■ **EXERCISE DIRECTIONS**
Where the word "name" occurs in a line, return that line.

====== MATERIAL PROVIDED ======

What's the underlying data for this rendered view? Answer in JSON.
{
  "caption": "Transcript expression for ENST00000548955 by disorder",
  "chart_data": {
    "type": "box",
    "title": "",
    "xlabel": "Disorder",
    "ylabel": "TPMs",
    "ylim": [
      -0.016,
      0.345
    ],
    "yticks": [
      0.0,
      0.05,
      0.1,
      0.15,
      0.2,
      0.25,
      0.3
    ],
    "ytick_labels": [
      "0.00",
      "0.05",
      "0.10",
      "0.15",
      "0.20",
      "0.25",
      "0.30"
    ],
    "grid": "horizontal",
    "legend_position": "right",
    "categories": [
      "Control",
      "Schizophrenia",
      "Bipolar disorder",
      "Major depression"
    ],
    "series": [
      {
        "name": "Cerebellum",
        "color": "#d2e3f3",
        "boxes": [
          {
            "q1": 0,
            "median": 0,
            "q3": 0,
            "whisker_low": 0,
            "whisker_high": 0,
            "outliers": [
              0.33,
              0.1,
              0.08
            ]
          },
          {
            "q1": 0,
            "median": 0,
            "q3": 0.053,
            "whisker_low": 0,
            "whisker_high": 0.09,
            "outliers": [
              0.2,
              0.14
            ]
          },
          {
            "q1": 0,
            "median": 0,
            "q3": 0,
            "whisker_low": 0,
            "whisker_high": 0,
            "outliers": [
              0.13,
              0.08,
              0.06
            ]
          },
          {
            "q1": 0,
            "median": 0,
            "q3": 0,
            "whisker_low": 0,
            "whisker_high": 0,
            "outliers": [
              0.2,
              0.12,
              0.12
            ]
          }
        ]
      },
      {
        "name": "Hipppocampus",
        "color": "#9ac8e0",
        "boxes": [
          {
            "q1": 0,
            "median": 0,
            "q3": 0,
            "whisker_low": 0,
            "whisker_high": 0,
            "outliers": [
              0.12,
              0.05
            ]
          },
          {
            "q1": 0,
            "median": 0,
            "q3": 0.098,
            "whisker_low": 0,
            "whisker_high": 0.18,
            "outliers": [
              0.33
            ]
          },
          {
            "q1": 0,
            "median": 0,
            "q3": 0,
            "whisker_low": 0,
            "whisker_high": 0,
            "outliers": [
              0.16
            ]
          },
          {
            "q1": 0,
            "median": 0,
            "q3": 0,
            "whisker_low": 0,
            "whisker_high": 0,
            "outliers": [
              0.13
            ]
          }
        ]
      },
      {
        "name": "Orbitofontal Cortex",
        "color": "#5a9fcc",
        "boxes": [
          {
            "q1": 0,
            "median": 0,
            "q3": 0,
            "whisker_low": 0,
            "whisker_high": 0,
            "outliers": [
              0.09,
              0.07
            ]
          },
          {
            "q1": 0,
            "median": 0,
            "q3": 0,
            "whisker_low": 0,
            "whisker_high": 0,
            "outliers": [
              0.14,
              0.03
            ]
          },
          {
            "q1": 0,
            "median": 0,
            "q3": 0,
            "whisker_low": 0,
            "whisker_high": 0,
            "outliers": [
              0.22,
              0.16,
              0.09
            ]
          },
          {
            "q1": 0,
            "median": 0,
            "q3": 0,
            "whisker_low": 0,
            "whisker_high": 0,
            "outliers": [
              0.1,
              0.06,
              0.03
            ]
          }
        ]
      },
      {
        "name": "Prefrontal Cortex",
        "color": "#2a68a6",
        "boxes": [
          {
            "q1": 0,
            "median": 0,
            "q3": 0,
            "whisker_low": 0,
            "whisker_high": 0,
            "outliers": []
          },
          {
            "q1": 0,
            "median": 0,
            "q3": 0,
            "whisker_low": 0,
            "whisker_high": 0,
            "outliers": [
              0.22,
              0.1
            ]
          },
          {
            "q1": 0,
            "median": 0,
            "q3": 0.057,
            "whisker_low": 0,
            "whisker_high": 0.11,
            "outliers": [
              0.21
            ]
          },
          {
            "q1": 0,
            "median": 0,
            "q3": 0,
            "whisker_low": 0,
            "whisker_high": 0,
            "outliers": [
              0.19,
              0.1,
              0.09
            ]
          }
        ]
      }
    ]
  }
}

======

■ **RESPONSE TO THE EXERCISE**
        "name": "Cerebellum",
        "name": "Hipppocampus",
        "name": "Orbitofontal Cortex",
        "name": "Prefrontal Cortex",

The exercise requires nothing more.